### Brief 1
Turn the records into a numbered list with blank lines omitted. Begin at the first line of the records and stop after the line containing "- spectrogram-cell: [154, 258, 159, 264]".

--- BEGIN Excerpted passage ---

Public hearings at the State Capture Inquiry must, per a court order, conclude in six months’ time. On Thursday 1 October the chairperson, Deputy Chief Justice Raymond Zondo, said the inquiry’s schedule for the rest of 2020 is chock-a-block. Consequently, returning witnesses and applications for cross-examination will be heard during evening sittings.
As the end of hearings nears, time is an increasingly precious resource. Perhaps in light of this pressure, the chairperson’s tolerance has, of late, worn thin. During Thursday’s sitting, which ran from 10am into the early evening, Zondo’s patience – and that of the evidence leader – was repeatedly tested.
Two witnesses testified: North West Premier Professor Tebogo Job Mokgoro and the former procurement head at SAA, Nontsasa Memela.
As the crow flies
The day’s proceedings marked a return to a leg of evidence on aviation, with particular focus on alleged fraud, corruption and money laundering in North West. Previously, Zondo heard evidence about SA Express and the province’s government.
One witness who has testified on this theme, Babadi Tlatsana, went AWOL after citing fears for her personal safety.
Tlatsana claimed that Brian van Wyk, who is closely associated with the ANC, met her in a restaurant and drew a chart explaining how millions of rands were to be split.
Van Vyk, alleged Tlatsana, told her of millions to be paid to then ministers Lynne Brown and Dipuo Peters, and then North West premier Supra Mahumapelo.
Mahumapelo’s State of the Province Address formed a springboard for Mokgoro’s evidence on Thursday. Mokgoro was acting director-general in the Office of the Premier under Mahumapelo from 2014 to 2015.
Evidence leader Advocate Kate Hofmeyr quizzed Mokgoro over his role in processing a R50-million payment for the development of Mahikeng airport. The R50-million payment paid to SA Express stemmed from R130-million ring-fenced in the Office of the Premier.
“The authorisation followed a process of procurement,” said Mokgoro.
He deflected significant accountability, deferring to a decision of the Executive Committee and insisting he was, in effect, a paper pusher.
Mokgoro asserted: “I am not the one going through the procurement processes.”
Hofmeyr insisted, in terms of the provincial government funds allocated for the airport project, “none of the boxes had been ticked”.
Mokgoro maintained his defence. “My responsibility was not to get into the nitty-gritty,” he said.
Numbers don’t add up
Among the legal team’s concerns was the North West government’s decision to appoint SA Express for the airport work at R110-million in the first year. This occurred despite a bid from a competitor for a fraction of the cost (R4.7-million for the first year).

--- END Excerpted passage ---

### Brief 2
Answer these questions about the State Capture Inquiry article:
(a) Within how much time must the public hearings conclude under the court order?
(b) Which two witnesses testified on Thursday?
(c) How much did the competitor bid for the first year of the airport work?

--- BEGIN The input ---

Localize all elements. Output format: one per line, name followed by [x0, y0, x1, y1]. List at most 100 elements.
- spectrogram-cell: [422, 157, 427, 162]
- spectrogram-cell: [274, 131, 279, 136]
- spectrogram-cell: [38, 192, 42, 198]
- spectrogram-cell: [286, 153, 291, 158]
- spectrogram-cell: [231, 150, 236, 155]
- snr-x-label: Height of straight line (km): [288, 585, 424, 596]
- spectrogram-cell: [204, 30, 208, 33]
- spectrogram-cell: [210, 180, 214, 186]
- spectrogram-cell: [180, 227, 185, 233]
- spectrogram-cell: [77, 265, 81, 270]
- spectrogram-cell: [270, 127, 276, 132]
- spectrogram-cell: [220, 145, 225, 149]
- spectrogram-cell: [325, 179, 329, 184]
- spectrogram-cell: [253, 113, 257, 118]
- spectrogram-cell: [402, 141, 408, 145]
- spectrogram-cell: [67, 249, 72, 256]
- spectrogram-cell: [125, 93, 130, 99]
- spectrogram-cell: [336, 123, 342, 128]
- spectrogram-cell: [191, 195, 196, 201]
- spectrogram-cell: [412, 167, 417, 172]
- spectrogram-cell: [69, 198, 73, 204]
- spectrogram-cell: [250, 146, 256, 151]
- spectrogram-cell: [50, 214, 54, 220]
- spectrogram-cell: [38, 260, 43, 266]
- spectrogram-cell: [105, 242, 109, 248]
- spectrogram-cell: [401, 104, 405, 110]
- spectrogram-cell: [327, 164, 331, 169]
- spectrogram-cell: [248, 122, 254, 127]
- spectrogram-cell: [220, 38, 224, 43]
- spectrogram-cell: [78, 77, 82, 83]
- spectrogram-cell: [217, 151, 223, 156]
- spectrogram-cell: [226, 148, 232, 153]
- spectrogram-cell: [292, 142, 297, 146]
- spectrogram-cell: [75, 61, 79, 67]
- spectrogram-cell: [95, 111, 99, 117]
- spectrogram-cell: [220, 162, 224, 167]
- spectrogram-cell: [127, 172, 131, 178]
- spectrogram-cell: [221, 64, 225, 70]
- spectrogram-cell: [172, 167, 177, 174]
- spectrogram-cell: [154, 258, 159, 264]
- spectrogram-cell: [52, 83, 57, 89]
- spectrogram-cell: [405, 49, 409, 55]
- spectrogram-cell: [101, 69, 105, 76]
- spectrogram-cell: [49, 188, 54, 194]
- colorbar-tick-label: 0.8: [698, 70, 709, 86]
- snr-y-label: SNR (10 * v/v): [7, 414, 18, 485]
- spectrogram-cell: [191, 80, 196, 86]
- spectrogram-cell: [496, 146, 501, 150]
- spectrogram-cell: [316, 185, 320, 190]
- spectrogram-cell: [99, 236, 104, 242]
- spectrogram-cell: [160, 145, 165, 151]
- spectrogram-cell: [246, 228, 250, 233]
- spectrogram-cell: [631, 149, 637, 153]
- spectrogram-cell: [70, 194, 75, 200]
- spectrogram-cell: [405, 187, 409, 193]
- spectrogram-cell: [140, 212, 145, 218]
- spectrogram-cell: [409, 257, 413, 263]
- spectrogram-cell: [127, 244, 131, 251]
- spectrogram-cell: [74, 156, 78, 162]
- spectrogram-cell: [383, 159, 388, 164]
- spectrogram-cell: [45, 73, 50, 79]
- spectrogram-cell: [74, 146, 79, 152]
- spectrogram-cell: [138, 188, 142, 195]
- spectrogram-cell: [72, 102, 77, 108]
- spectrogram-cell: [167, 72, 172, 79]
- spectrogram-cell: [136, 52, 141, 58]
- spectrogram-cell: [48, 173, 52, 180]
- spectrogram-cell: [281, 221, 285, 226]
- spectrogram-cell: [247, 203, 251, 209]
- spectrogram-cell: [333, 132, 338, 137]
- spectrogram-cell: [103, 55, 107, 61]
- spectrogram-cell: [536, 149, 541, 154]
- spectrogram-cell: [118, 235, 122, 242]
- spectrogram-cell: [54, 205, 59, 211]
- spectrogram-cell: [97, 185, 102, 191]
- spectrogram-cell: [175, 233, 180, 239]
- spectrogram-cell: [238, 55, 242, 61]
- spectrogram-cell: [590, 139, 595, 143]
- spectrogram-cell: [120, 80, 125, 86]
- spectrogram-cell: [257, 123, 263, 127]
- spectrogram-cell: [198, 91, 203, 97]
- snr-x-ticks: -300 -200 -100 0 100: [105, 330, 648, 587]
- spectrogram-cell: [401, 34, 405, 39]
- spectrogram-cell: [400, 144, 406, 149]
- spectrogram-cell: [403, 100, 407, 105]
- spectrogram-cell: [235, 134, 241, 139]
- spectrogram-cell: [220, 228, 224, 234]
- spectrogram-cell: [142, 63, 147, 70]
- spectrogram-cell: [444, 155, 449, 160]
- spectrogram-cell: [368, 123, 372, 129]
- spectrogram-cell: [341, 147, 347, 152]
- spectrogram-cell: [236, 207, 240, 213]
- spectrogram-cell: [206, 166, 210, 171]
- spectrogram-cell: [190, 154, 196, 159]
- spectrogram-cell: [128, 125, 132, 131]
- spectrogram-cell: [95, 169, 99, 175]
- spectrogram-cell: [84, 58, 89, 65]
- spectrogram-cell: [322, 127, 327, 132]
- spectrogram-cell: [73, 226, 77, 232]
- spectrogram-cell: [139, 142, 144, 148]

--- END The input ---

### Complete output 1
1. Localize all elements. Output format: one per line, name followed by [x0, y0, x1, y1]. List at most 100 elements.
2. - spectrogram-cell: [422, 157, 427, 162]
3. - spectrogram-cell: [274, 131, 279, 136]
4. - spectrogram-cell: [38, 192, 42, 198]
5. - spectrogram-cell: [286, 153, 291, 158]
6. - spectrogram-cell: [231, 150, 236, 155]
7. - snr-x-label: Height of straight line (km): [288, 585, 424, 596]
8. - spectrogram-cell: [204, 30, 208, 33]
9. - spectrogram-cell: [210, 180, 214, 186]
10. - spectrogram-cell: [180, 227, 185, 233]
11. - spectrogram-cell: [77, 265, 81, 270]
12. - spectrogram-cell: [270, 127, 276, 132]
13. - spectrogram-cell: [220, 145, 225, 149]
14. - spectrogram-cell: [325, 179, 329, 184]
15. - spectrogram-cell: [253, 113, 257, 118]
16. - spectrogram-cell: [402, 141, 408, 145]
17. - spectrogram-cell: [67, 249, 72, 256]
18. - spectrogram-cell: [125, 93, 130, 99]
19. - spectrogram-cell: [336, 123, 342, 128]
20. - spectrogram-cell: [191, 195, 196, 201]
21. - spectrogram-cell: [412, 167, 417, 172]
22. - spectrogram-cell: [69, 198, 73, 204]
23. - spectrogram-cell: [250, 146, 256, 151]
24. - spectrogram-cell: [50, 214, 54, 220]
25. - spectrogram-cell: [38, 260, 43, 266]
26. - spectrogram-cell: [105, 242, 109, 248]
27. - spectrogram-cell: [401, 104, 405, 110]
28. - spectrogram-cell: [327, 164, 331, 169]
29. - spectrogram-cell: [248, 122, 254, 127]
30. - spectrogram-cell: [220, 38, 224, 43]
31. - spectrogram-cell: [78, 77, 82, 83]
32. - spectrogram-cell: [217, 151, 223, 156]
33. - spectrogram-cell: [226, 148, 232, 153]
34. - spectrogram-cell: [292, 142, 297, 146]
35. - spectrogram-cell: [75, 61, 79, 67]
36. - spectrogram-cell: [95, 111, 99, 117]
37. - spectrogram-cell: [220, 162, 224, 167]
38. - spectrogram-cell: [127, 172, 131, 178]
39. - spectrogram-cell: [221, 64, 225, 70]
40. - spectrogram-cell: [172, 167, 177, 174]
41. - spectrogram-cell: [154, 258, 159, 264]

### Complete output 2
(a) Six months.
(b) North West Premier Professor Tebogo Job Mokgoro and former SAA procurement head Nontsasa Memela.
(c) R4.7-million.